Excerpted data —
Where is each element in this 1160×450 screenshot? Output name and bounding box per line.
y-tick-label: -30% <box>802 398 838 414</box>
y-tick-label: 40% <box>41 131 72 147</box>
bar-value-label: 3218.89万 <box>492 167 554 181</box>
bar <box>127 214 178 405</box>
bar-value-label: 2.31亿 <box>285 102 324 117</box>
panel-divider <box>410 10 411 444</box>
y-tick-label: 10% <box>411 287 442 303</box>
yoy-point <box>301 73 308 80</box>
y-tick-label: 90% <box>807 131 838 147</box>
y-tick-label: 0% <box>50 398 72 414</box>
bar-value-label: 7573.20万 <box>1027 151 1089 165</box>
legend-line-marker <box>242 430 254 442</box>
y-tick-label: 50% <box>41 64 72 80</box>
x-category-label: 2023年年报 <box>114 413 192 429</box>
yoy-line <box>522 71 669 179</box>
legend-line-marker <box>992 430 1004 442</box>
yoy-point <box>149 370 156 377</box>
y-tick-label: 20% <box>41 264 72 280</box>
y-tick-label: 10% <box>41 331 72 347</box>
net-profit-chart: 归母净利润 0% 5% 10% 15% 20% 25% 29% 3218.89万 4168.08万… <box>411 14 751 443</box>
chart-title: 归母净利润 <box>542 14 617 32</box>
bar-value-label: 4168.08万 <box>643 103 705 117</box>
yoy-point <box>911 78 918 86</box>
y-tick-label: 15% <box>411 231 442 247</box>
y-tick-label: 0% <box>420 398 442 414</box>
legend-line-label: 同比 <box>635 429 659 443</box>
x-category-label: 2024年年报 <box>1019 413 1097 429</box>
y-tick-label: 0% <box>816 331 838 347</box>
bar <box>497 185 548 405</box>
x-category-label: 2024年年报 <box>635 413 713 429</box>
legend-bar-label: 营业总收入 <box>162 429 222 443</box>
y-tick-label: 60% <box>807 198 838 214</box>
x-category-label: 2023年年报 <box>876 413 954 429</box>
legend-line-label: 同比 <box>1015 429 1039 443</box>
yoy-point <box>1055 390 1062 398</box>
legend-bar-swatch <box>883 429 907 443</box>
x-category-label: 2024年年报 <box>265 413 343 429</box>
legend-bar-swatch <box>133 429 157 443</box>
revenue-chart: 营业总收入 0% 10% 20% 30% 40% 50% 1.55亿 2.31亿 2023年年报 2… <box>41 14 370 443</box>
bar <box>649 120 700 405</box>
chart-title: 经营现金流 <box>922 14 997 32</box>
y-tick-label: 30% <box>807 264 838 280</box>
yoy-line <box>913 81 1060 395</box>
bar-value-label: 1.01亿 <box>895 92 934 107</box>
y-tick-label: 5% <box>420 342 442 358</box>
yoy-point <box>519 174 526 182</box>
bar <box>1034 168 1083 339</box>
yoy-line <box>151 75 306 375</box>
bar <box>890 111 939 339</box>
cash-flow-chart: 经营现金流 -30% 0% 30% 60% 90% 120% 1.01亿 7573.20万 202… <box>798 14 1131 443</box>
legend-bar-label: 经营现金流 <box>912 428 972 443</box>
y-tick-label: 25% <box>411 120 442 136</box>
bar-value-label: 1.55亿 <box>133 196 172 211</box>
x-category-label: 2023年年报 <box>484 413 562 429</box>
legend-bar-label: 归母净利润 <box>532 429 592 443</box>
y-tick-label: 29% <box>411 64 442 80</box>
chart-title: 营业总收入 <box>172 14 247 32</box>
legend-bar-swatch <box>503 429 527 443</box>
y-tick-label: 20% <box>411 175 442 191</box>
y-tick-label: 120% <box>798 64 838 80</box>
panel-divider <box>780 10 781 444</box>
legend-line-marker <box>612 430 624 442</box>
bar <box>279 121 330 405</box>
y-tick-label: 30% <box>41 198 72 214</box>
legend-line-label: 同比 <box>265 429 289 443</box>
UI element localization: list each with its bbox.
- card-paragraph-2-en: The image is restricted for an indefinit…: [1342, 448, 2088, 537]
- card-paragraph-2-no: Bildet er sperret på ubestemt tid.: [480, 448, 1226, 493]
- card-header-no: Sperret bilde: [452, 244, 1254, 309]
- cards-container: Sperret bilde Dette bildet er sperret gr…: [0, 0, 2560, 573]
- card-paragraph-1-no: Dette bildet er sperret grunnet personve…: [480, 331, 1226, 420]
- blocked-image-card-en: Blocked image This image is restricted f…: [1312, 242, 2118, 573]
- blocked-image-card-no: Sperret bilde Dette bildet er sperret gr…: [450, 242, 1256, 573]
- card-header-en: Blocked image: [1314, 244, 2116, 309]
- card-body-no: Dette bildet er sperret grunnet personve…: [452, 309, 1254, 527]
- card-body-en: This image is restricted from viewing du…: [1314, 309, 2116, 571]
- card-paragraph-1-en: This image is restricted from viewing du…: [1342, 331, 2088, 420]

Work required —
Reproduce all of the material above, substituting "yoy-marker" for each occurrence of "yoy-point" and leaving every other character unchanged.

The solution —
Where is each element in this 1160×450 screenshot? Output name and bounding box per line.
y-tick-label: -30% <box>802 398 838 414</box>
y-tick-label: 40% <box>41 131 72 147</box>
bar-value-label: 3218.89万 <box>492 167 554 181</box>
bar <box>127 214 178 405</box>
bar-value-label: 2.31亿 <box>285 102 324 117</box>
panel-divider <box>410 10 411 444</box>
y-tick-label: 10% <box>411 287 442 303</box>
yoy-marker <box>301 73 308 80</box>
y-tick-label: 90% <box>807 131 838 147</box>
y-tick-label: 0% <box>50 398 72 414</box>
bar-value-label: 7573.20万 <box>1027 151 1089 165</box>
legend-line-marker <box>242 430 254 442</box>
y-tick-label: 50% <box>41 64 72 80</box>
x-category-label: 2023年年报 <box>114 413 192 429</box>
yoy-line <box>522 71 669 179</box>
legend-line-marker <box>992 430 1004 442</box>
yoy-marker <box>149 370 156 377</box>
y-tick-label: 20% <box>41 264 72 280</box>
y-tick-label: 10% <box>41 331 72 347</box>
net-profit-chart: 归母净利润 0% 5% 10% 15% 20% 25% 29% 3218.89万 4168.08万… <box>411 14 751 443</box>
chart-title: 归母净利润 <box>542 14 617 32</box>
bar-value-label: 4168.08万 <box>643 103 705 117</box>
yoy-marker <box>911 78 918 86</box>
y-tick-label: 15% <box>411 231 442 247</box>
y-tick-label: 0% <box>420 398 442 414</box>
legend-line-label: 同比 <box>635 429 659 443</box>
x-category-label: 2024年年报 <box>1019 413 1097 429</box>
y-tick-label: 0% <box>816 331 838 347</box>
bar <box>497 185 548 405</box>
x-category-label: 2024年年报 <box>635 413 713 429</box>
legend-bar-label: 营业总收入 <box>162 429 222 443</box>
y-tick-label: 60% <box>807 198 838 214</box>
x-category-label: 2023年年报 <box>876 413 954 429</box>
legend-line-label: 同比 <box>1015 429 1039 443</box>
yoy-marker <box>1055 390 1062 398</box>
legend-bar-swatch <box>883 429 907 443</box>
x-category-label: 2024年年报 <box>265 413 343 429</box>
legend-bar-swatch <box>133 429 157 443</box>
revenue-chart: 营业总收入 0% 10% 20% 30% 40% 50% 1.55亿 2.31亿 2023年年报 2… <box>41 14 370 443</box>
bar <box>649 120 700 405</box>
chart-title: 经营现金流 <box>922 14 997 32</box>
y-tick-label: 30% <box>807 264 838 280</box>
yoy-line <box>913 81 1060 395</box>
bar-value-label: 1.01亿 <box>895 92 934 107</box>
y-tick-label: 5% <box>420 342 442 358</box>
yoy-marker <box>519 174 526 182</box>
bar <box>1034 168 1083 339</box>
yoy-line <box>151 75 306 375</box>
bar <box>890 111 939 339</box>
cash-flow-chart: 经营现金流 -30% 0% 30% 60% 90% 120% 1.01亿 7573.20万 202… <box>798 14 1131 443</box>
legend-bar-label: 经营现金流 <box>912 428 972 443</box>
y-tick-label: 25% <box>411 120 442 136</box>
bar-value-label: 1.55亿 <box>133 196 172 211</box>
x-category-label: 2023年年报 <box>484 413 562 429</box>
legend-bar-label: 归母净利润 <box>532 429 592 443</box>
y-tick-label: 29% <box>411 64 442 80</box>
chart-title: 营业总收入 <box>172 14 247 32</box>
legend-bar-swatch <box>503 429 527 443</box>
y-tick-label: 20% <box>411 175 442 191</box>
y-tick-label: 120% <box>798 64 838 80</box>
panel-divider <box>780 10 781 444</box>
legend-line-marker <box>612 430 624 442</box>
bar <box>279 121 330 405</box>
y-tick-label: 30% <box>41 198 72 214</box>
legend-line-label: 同比 <box>265 429 289 443</box>
UI element localization: list each with its bbox.
- card-paragraph-2-en: The image is restricted for an indefinit…: [1342, 448, 2088, 537]
- card-paragraph-2-no: Bildet er sperret på ubestemt tid.: [480, 448, 1226, 493]
- card-header-no: Sperret bilde: [452, 244, 1254, 309]
- cards-container: Sperret bilde Dette bildet er sperret gr…: [0, 0, 2560, 573]
- card-paragraph-1-no: Dette bildet er sperret grunnet personve…: [480, 331, 1226, 420]
- blocked-image-card-en: Blocked image This image is restricted f…: [1312, 242, 2118, 573]
- blocked-image-card-no: Sperret bilde Dette bildet er sperret gr…: [450, 242, 1256, 573]
- card-header-en: Blocked image: [1314, 244, 2116, 309]
- card-body-no: Dette bildet er sperret grunnet personve…: [452, 309, 1254, 527]
- card-body-en: This image is restricted from viewing du…: [1314, 309, 2116, 571]
- card-paragraph-1-en: This image is restricted from viewing du…: [1342, 331, 2088, 420]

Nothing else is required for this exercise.